READING PASSAGE:
========
Parsing code with Sprache - Part 1

February 13th, 2021 in Development

😎 This the first article of a multiple part series on how to parse code with Sprache. You can read the second part here.

You probably know that sometimes (many times), a developer’s job is much more research or analysis than programming! In the past, there have been many instances where I was on a project where my goal was to migrate or rewrite old software, and during those engagements, I ended up creating tools to help me. Many of those tools were specialized code parsers that would automatically perform the analysis I required or even spit out newer code that I could reuse.

In all those cases, I needed to parse some structured code, and there’s a simple way of doing this: by using Sprache, a parsing framework for dotnet. In this article, I’m going to teach you how to do that.

Parsing Java code

You can write all sorts of parsers with Sprache. As long as the language is formal, it’s easy to build the necessary code, and you do that leveraging all of C# syntax greatness. I will propose an example: a parser to a partial Java ☕ grammar.

I’m choosing Java because it’s complex enough to let us see how Sprache can make your life easier; because Java is close to C#, so readers will quickly understand most of it; and because Java’s formal grammar is structured in such a way that one can extrapolate its grammar without much research.

Of course, writing a full parser would take too long; we will have to constrain ourselves to a partial analyzer. The way we do that is to get the code we want to parse and then specify the grammar for just that (I call this approach best fit, an important agile principle). So I decided on a victim for this endeavor: Google Authenticator is the source of an Android app that generates OTP’s. The app can be found in the Play Store.

😎 I’ve used this source code to reproduce the OTP algorithm, so I’m familiar with it.

To have a tangible goal, we will output a graph of class dependencies; This should help you get how to do more than just the parsing but also how to use the parsed code to get insight or produce other artifacts.

Java BNF

The starting point for our code is the formal grammar for Java. The eBNF - Extended Backus-Naur Form or notation - is a description of a formal grammar. For instance, a for block in Java can be:

Example:

for (int i = 0; i < 100; i++) { System.out.println(i); }

Grammar:

FORBLOCK = "for" "(" INITIALIZER ";" CONDITION ";" INCREMENT) BLOCK

INITIALIZER = ASSIGNMENT

ASSIGNMENT = TYPE VARIABLE "=" LITERAL 

CONDITION = BOOLEAN_EXPRESSION

INCREMENT = VARIABLE "++" | "++" VARIABLE

BLOCK = STATEMENT | "{" STATEMENT_LIST "}"

❗ This grammar is incomplete and not necessarily correct; This is a practical guide on using Sprache, not on BNF and formal languages.

So we begin by looking at our target code and creating a small grammar. To keep things simple, we will be writing parsers for every source in java/com/google/android/apps/authenticator/ and ignore non-java files.

For instance, take a look at AuthenticatorActivity.java, the first file in scope. You will see that the first few lines are comments, and then we have a package instruction, followed by several import statements, and finally a class definition. Excluding the comments (we will touch on that later), the grammar would be:

JAVA_FILE = PACKAGE, IMPORT_LIST, CLASS_DECLARATIONS; 

PACKAGE = "package", PACKAGE_NAME, ";";

PACKAGE_NAME = WORD, { "." WORD };

WORD = CHARACTER, { CHARACTER };

CHARACTER = LETTER | DIGIT;

IMPORT_LIST = IMPORT, { IMPORT };

IMPORT = "import", PACKAGE_NAME, ";";

CLASS_DECLARATION = "public", "class", WORD, "{" (* ommited *) "}";

Take a look at that language, compare it to the file, but check it against your knowledge of Java (or C#, just by realizing that those two languages are very similar). On one hand, you’ll probably see that the grammar above could be used to produce the source code; on the other, you’ll quickly realize that it doesn’t account for many constructs that are legal in Java: for instance, a source could have no imports whatsoever. That’s what I meant by best fit - we are looking for a way to parse only the code in scope.
========
(Collection entries)

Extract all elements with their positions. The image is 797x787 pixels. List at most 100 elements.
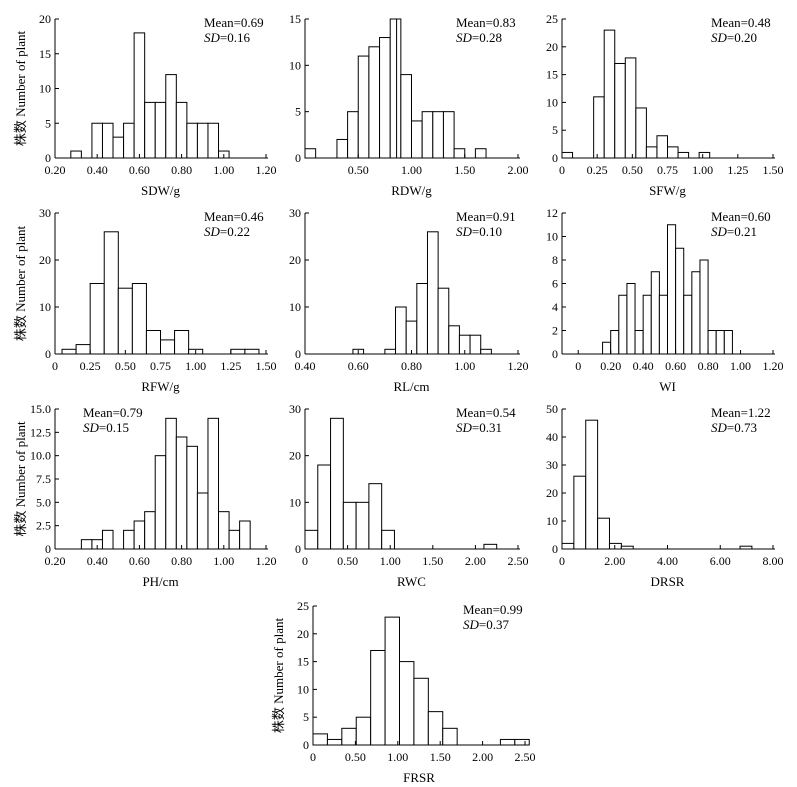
- sd-annotation: SD=0.31: [456, 420, 502, 435]
- histogram-bar: [675, 247, 685, 355]
- y-tick-label: 10.0: [30, 449, 51, 463]
- x-tick-label: 1.20: [508, 359, 529, 373]
- y-tick-label: 6: [552, 277, 558, 291]
- y-tick-label: 20: [289, 253, 301, 267]
- y-tick-label: 5: [295, 105, 301, 119]
- x-tick-label: 0.50: [348, 163, 369, 177]
- histogram-bar: [103, 231, 119, 355]
- x-axis-label: FRSR: [403, 770, 435, 785]
- x-tick-label: 0.40: [295, 359, 316, 373]
- sd-value: =0.10: [472, 224, 502, 239]
- x-tick-label: 1.50: [454, 163, 475, 177]
- x-tick-label: 1.20: [763, 359, 784, 373]
- histogram-bar: [165, 417, 177, 550]
- histogram-bar: [244, 348, 260, 355]
- y-tick-label: 5.0: [36, 495, 51, 509]
- histogram-bar: [677, 151, 690, 159]
- histogram-bar: [699, 259, 709, 355]
- x-axis-label: RWC: [397, 574, 426, 589]
- y-tick-label: 10: [39, 82, 51, 96]
- y-tick-label: 20: [289, 449, 301, 463]
- histogram-bar: [186, 445, 198, 550]
- sd-symbol: SD: [456, 30, 473, 45]
- histogram-bar: [667, 146, 679, 159]
- x-tick-label: 0.25: [587, 163, 608, 177]
- histogram-bar: [707, 330, 717, 355]
- mean-annotation: Mean=0.69: [204, 15, 264, 30]
- x-tick-label: 0: [559, 163, 565, 177]
- histogram-bar: [317, 464, 332, 550]
- y-tick-label: 25: [546, 12, 558, 26]
- histogram-bar: [154, 455, 167, 550]
- histogram-bar: [355, 501, 370, 550]
- x-tick-label: 0.80: [698, 359, 719, 373]
- x-tick-label: 0: [52, 359, 58, 373]
- histogram-bar: [650, 271, 660, 355]
- histogram-bar: [154, 101, 167, 159]
- histogram-bar: [89, 283, 105, 355]
- y-tick-label: 8: [552, 253, 558, 267]
- histogram-bar: [427, 711, 444, 746]
- y-axis-label: 株数 Number of plant: [13, 226, 28, 342]
- histogram-bar: [593, 96, 605, 159]
- histogram-bar: [330, 417, 344, 550]
- sd-annotation: SD=0.21: [711, 224, 757, 239]
- x-tick-label: 0.40: [633, 359, 654, 373]
- histogram-bar: [91, 122, 103, 159]
- x-tick-label: 0.50: [622, 163, 643, 177]
- histogram-bar: [698, 151, 711, 159]
- histogram-bar: [101, 529, 114, 550]
- histogram-bar: [561, 151, 574, 159]
- histogram-bar: [514, 738, 530, 746]
- histogram-bar: [379, 37, 391, 159]
- y-tick-label: 10: [289, 495, 301, 509]
- sd-value: =0.15: [99, 420, 129, 435]
- x-tick-label: 0: [559, 554, 565, 568]
- histogram-bar: [395, 306, 407, 355]
- histogram-bar: [645, 146, 658, 159]
- y-axis-label: 株数 Number of plant: [13, 421, 28, 537]
- sd-symbol: SD: [711, 30, 728, 45]
- y-tick-label: 10: [546, 230, 558, 244]
- y-tick-label: 15.0: [30, 402, 51, 416]
- histogram-bar: [228, 529, 241, 550]
- chart-panel-4: 0 10 20 30 0 0.25 0.50 0.75 1.00 1.25 1.50 RFW/g 株数 …: [13, 206, 277, 394]
- x-tick-label: 0.80: [171, 163, 192, 177]
- histogram-bar: [608, 542, 622, 550]
- x-tick-label: 1.00: [454, 359, 475, 373]
- histogram-bar: [239, 520, 251, 550]
- sd-value: =0.20: [727, 30, 757, 45]
- histogram-bar: [453, 148, 466, 159]
- x-tick-label: 1.00: [401, 163, 422, 177]
- x-tick-label: 0: [575, 359, 581, 373]
- histogram-bar: [597, 517, 610, 550]
- sd-annotation: SD=0.20: [711, 30, 757, 45]
- mean-annotation: Mean=0.83: [456, 15, 516, 30]
- histogram-bar: [442, 727, 458, 746]
- y-tick-label: 30: [289, 402, 301, 416]
- sd-value: =0.28: [472, 30, 502, 45]
- x-tick-label: 6.00: [710, 554, 731, 568]
- histogram-bar: [421, 111, 434, 159]
- histogram-bar: [357, 55, 370, 159]
- sd-value: =0.22: [220, 224, 250, 239]
- x-tick-label: 0: [310, 750, 316, 764]
- histogram-bar: [624, 57, 637, 159]
- histogram-bar: [642, 294, 652, 355]
- histogram-bar: [656, 135, 669, 159]
- x-tick-label: 0.40: [87, 163, 108, 177]
- histogram-bar: [133, 520, 146, 550]
- x-tick-label: 1.20: [256, 554, 277, 568]
- x-tick-label: 0.80: [401, 359, 422, 373]
- x-tick-label: 0.50: [337, 554, 358, 568]
- histogram-bar: [70, 150, 82, 159]
- histogram-bar: [602, 341, 612, 355]
- histogram-bar: [123, 529, 135, 550]
- chart-panel-2: 0 5 10 15 0.50 1.00 1.50 2.00 RDW/g Mean=0.83SD=0…: [289, 12, 529, 198]
- histogram-bar: [175, 436, 188, 550]
- sd-annotation: SD=0.15: [83, 420, 129, 435]
- x-tick-label: 0.20: [45, 554, 66, 568]
- histogram-bar: [437, 287, 450, 355]
- y-tick-label: 2: [552, 324, 558, 338]
- histogram-bar: [131, 283, 147, 355]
========
WHAT TO DO:
(a) In the Sprache article, what will the parser produce as its tangible goal?
(b) Rewrite the Sprache article from "INITIALIZER = ASSIGNMENT" to "ignore non-java files.", replacing "VARIABLE" with "IDENTIFIER".
(c) Extend the Sprache article from the point where it stops.
These entries have no connection to the Sprache article.

IN RESPONSE:
(a) A graph of class dependencies.

(b)
INITIALIZER = ASSIGNMENT

ASSIGNMENT = TYPE IDENTIFIER "=" LITERAL 

CONDITION = BOOLEAN_EXPRESSION

INCREMENT = IDENTIFIER "++" | "++" IDENTIFIER

BLOCK = STATEMENT | "{" STATEMENT_LIST "}"

❗ This grammar is incomplete and not necessarily correct; This is a practical guide on using Sprache, not on BNF and formal languages.

So we begin by looking at our target code and creating a small grammar. To keep things simple, we will be writing parsers for every source in java/com/google/android/apps/authenticator/ and ignore non-java files.

(c)
Setting up the project

Once we have a small grammar, we can start to code. Create a new dotnet library project, add Sprache to it via Nuget, create an additional test project with xUnit, and download Google Authenticator’s source to a directory.

We will define data structures to store each element of our grammar, and a test to check if the parse worked as expected.

// BNF classes
public class JavaFile
{
    public Package Package { get; private set; }

    public List<Import> ImportList { get; private set; }

    public ClassDefinition ClassDefinition { get; private set; }
}

public class Package
{
    public PackageName PackageName { get; set; }
}

public class PackageName
{
	public PackageName() {}

	public PackageName(List<string> identifers) 
	{ 
		Identifiers = identifers;
	}

	public List<string> Identifiers { get; } = new List<string>();
}

public class Import
{
    public PackageName PackageName { get; set; }
}

public class ClassDefinition
{
    // OMMITED
}

A few important things to note on the structure above:

I didn’t define ImportList or any list structures - I simply used the List generic from C#.
I didn’t define a WORD construct yet - I will be storing those simply as strings for the time being since we’re not interested in it.

Now, how does a parser looks like? We need something that can get the data from the source - text, after all - and produce the structures above:

interface IParser<T>
{
    T Parse(string code);
}

This is a basic parser for a certain definition T - it’s just a single method that reads a string and returns the desired structure. We’ll begin by declaring one of the basics parsers, the Package parser. We’ll revisit this structure in time.

public class PackageNameParser : IParser<Package>
{
    public Package Parse(string code)
    {
        throw new NotImplementedException();
    }
}

This will be our starting point for the parser.

With those classes defined, we can move into setting up the tests.

The first few tests

😎 Always write tests first.

I’ll be using xUnit, which is probably the best testing framework for C#. You can adapt the code below to anything you want, though.

The first test case should be a warm-up, so we test what happens when code is null.

public class PackageNameParserTests
{
    [Fact]
    public void Parse_WhenCodeNull_Throws()
    {
        var sut = new PackageNameParser();

        Assert.Throws<ArgumentNullException>(() => sut.Parse(null));
    }
}

Run the test - it will fail, as usual, complying with a red-green-refactor approach. The next step is to turn it green:

public class PackageNameParser : IParser<PackageName>
{
    public PackageName Parse(string code)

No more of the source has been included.